↓
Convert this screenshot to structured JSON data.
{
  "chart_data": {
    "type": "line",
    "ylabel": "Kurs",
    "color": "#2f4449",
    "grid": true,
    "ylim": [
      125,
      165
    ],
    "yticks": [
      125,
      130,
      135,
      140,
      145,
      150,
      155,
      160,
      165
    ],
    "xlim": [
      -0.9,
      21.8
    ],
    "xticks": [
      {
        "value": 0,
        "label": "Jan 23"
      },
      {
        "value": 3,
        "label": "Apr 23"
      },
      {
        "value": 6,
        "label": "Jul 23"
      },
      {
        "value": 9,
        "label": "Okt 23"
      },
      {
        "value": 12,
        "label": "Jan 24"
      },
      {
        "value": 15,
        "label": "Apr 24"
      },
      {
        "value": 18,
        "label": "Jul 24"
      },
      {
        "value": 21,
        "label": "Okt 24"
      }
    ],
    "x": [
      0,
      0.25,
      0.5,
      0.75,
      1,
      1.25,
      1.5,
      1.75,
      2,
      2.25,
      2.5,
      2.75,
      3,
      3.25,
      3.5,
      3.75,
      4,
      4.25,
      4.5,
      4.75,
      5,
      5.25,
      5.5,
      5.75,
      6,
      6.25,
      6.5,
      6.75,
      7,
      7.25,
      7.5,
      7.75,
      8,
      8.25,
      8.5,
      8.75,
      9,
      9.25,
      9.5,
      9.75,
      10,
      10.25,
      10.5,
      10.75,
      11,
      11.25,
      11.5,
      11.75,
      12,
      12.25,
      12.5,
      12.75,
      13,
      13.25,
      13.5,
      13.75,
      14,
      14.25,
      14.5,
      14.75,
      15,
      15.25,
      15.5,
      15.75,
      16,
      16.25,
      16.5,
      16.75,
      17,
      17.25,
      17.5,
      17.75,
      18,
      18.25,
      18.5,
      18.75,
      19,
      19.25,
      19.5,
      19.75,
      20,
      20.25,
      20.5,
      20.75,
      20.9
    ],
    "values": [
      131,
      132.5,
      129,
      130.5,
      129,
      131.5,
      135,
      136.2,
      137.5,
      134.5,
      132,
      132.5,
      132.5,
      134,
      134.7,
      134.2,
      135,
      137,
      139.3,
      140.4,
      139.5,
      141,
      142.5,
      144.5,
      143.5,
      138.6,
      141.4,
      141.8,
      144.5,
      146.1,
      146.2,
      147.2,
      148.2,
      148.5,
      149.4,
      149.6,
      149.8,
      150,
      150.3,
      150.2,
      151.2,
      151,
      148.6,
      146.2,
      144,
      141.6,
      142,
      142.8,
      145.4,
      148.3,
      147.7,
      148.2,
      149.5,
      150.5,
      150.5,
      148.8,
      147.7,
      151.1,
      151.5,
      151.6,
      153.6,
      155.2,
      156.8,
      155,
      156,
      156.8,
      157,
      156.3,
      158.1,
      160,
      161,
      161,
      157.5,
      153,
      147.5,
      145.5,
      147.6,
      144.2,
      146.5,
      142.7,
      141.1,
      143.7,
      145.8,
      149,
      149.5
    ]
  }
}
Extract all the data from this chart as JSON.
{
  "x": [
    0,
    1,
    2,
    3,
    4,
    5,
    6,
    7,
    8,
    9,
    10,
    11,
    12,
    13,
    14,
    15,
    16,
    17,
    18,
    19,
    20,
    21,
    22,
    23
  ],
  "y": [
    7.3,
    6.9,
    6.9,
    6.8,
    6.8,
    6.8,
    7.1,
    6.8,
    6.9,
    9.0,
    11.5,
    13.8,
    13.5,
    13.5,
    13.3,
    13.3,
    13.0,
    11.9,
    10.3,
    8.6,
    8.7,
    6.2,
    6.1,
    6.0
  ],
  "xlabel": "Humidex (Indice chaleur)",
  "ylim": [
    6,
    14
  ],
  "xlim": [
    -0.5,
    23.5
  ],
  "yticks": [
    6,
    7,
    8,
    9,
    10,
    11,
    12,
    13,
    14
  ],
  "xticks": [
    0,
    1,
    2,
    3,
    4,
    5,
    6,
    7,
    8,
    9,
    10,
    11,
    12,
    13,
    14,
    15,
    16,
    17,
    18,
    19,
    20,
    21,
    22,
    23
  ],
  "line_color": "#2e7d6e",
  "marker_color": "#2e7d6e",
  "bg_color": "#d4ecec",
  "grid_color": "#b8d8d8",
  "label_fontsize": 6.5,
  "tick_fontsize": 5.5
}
↑
- EXERCISE: Copy exactly, word for word, the line with "Extract all the data from this chart as JSON." through the final line of the listing.

- FINAL RESULT:
Extract all the data from this chart as JSON.
{
  "x": [
    0,
    1,
    2,
    3,
    4,
    5,
    6,
    7,
    8,
    9,
    10,
    11,
    12,
    13,
    14,
    15,
    16,
    17,
    18,
    19,
    20,
    21,
    22,
    23
  ],
  "y": [
    7.3,
    6.9,
    6.9,
    6.8,
    6.8,
    6.8,
    7.1,
    6.8,
    6.9,
    9.0,
    11.5,
    13.8,
    13.5,
    13.5,
    13.3,
    13.3,
    13.0,
    11.9,
    10.3,
    8.6,
    8.7,
    6.2,
    6.1,
    6.0
  ],
  "xlabel": "Humidex (Indice chaleur)",
  "ylim": [
    6,
    14
  ],
  "xlim": [
    -0.5,
    23.5
  ],
  "yticks": [
    6,
    7,
    8,
    9,
    10,
    11,
    12,
    13,
    14
  ],
  "xticks": [
    0,
    1,
    2,
    3,
    4,
    5,
    6,
    7,
    8,
    9,
    10,
    11,
    12,
    13,
    14,
    15,
    16,
    17,
    18,
    19,
    20,
    21,
    22,
    23
  ],
  "line_color": "#2e7d6e",
  "marker_color": "#2e7d6e",
  "bg_color": "#d4ecec",
  "grid_color": "#b8d8d8",
  "label_fontsize": 6.5,
  "tick_fontsize": 5.5
}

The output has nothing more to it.